• [REQUIRED TASKS]:
A - Answer these questions using the policy update on Japan's tourism boom:
(i) By what percentage did the number of inbound tourists grow in 2015, according to the JNTO?
(ii) In what year did the Japanese government launch its Visit Japan Campaign?
(iii) What share of 2015 arrivals came from China alone?
B - In the policy update on Japan's tourism boom, rename "Tokyo" as "Osaka" and give the passage again from "Japan has also" up to and including "of duty-free shops.".

• [SELECTED EXCERPT]:
Policy Update 065

Making the most of Japan's tourism boom

Senior Fellow, RIETI

Japan registered a travel surplus of about US$10.6 billion in 2015, suggesting its growing competitiveness as an exporter of tourism. According to the Japan National Tourism Organisation (JNTO), the number of inbound tourists increased by 47.1 per cent to 19.7 million in 2015, outnumbering outbound tourists for the first time in 45 years. Foreign tourists also spent a record US$32.6 billion, up roughly 70 per cent from 2014. So what explains Japan's booming tourist industry?

The Japanese government launched its Visit Japan Campaign in 2003, which led to a steady increase in the number of foreign visitors. But to explain the rapid increase in inbound tourists in recent years, we need to focus on developments since 2013. Since then, the government has taken vigorous steps to relax relevant regulations and, along with the business community, has made considerable efforts to promote inbound tourism and favourable external conditions. 2013 also saw a sudden depreciation of the yen. Other measures include the relaxation of visa rules for visitors from China and Southeast Asia, which began in 2013, as well as increased international and domestic flight routes served by low-cost carriers.

Japan has also grown more adept at marketing its unique cultural, environmental and historical attractions. UNESCO has designated Mount Fuji as a World Cultural Heritage site and washoku—Japan's traditional dietary culture—as Intangible Cultural Heritage. Tokyo will also be the host of the 2020 Olympic Games. So far, Japan's promotion of inbound tourism has been delivering its intended effects.

Remarkable economic growth in Asia has also served Japan well, as more households in the middle and affluent classes bring rising income and greater tourism demand. In 2014, the government also expanded the scope of duty-free items to all general goods including consumables, prompting a rapid increase in the number of duty-free shops.

According to the JNTO, tourists from within the Asia-Pacific region accounted for 85 per cent of arrivals in 2015, with China alone accounting for 25.3 per cent. While visitors from the United States and Europe are mostly independent travellers, 40 per cent of those from China and Taiwan come on group tours concentrated in the Kanto and Kansai regions, primarily for shopping.

• [DATA EXCERPTS]:
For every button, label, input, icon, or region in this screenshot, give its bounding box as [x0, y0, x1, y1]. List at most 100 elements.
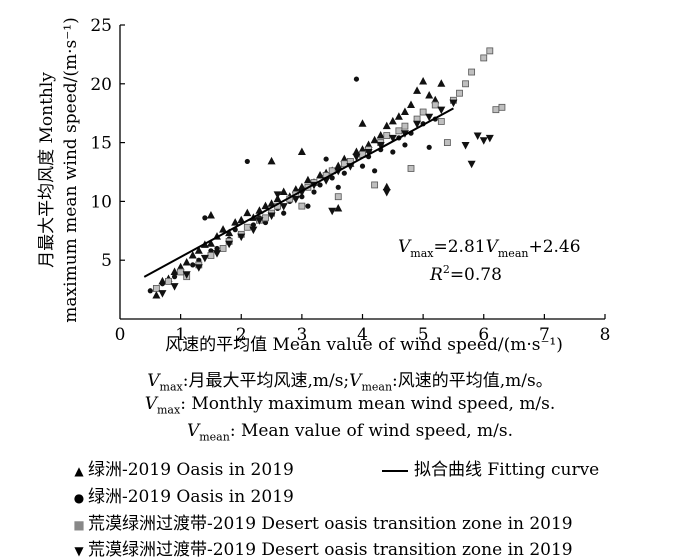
---
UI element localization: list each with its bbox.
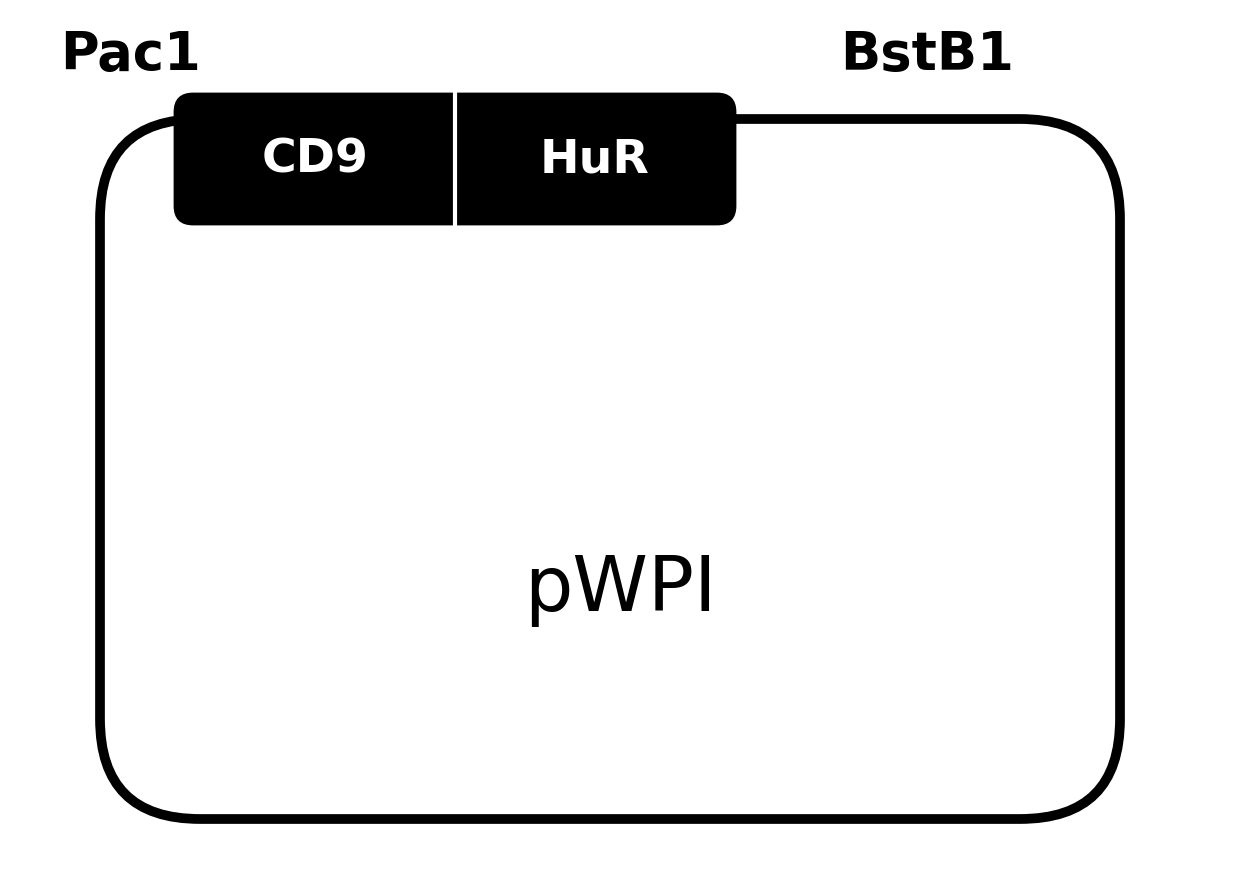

• [SET OF ANSWERS]:
A -
(i) 47.1 per cent
(ii) 2003
(iii) 25.3 per cent

B -
Japan has also grown more adept at marketing its unique cultural, environmental and historical attractions. UNESCO has designated Mount Fuji as a World Cultural Heritage site and washoku—Japan's traditional dietary culture—as Intangible Cultural Heritage. Osaka will also be the host of the 2020 Olympic Games. So far, Japan's promotion of inbound tourism has been delivering its intended effects.

Remarkable economic growth in Asia has also served Japan well, as more households in the middle and affluent classes bring rising income and greater tourism demand. In 2014, the government also expanded the scope of duty-free items to all general goods including consumables, prompting a rapid increase in the number of duty-free shops.